Task objective => Separate out the lines that hold "货币时间价值原则".

Records for the task =>
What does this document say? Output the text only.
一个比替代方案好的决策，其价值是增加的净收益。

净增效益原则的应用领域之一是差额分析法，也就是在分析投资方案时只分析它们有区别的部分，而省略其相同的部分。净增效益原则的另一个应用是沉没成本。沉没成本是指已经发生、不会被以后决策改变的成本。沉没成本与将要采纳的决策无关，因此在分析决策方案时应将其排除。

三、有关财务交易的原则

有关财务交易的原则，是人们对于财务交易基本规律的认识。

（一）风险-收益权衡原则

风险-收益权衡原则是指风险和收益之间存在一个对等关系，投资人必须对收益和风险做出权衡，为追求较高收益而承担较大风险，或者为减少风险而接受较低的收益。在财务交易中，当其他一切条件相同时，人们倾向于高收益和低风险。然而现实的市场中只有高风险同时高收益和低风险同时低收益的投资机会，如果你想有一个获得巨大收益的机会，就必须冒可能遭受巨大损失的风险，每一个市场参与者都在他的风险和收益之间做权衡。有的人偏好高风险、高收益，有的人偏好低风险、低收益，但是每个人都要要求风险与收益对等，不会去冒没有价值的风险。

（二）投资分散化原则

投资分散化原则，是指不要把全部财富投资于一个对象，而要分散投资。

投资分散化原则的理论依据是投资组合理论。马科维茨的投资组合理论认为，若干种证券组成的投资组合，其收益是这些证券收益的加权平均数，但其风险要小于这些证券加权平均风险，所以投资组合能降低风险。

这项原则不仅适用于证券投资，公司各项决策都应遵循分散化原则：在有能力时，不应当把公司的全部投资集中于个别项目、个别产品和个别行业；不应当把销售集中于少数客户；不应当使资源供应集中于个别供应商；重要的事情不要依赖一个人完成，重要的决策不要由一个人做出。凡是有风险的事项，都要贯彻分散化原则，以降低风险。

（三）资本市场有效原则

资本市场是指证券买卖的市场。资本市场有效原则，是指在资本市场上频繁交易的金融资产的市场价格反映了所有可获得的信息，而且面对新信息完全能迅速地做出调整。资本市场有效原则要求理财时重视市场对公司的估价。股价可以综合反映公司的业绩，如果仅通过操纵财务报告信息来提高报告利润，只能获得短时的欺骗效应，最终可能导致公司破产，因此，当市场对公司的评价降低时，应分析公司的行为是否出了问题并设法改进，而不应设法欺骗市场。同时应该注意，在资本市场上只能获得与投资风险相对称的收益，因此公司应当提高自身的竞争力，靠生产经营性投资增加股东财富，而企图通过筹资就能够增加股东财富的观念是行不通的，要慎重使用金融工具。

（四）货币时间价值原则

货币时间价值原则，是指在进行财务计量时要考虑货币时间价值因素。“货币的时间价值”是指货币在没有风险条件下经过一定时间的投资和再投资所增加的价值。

Exercise solution =>
（四）货币时间价值原则
货币时间价值原则，是指在进行财务计量时要考虑货币时间价值因素。“货币的时间价值”是指货币在没有风险条件下经过一定时间的投资和再投资所增加的价值。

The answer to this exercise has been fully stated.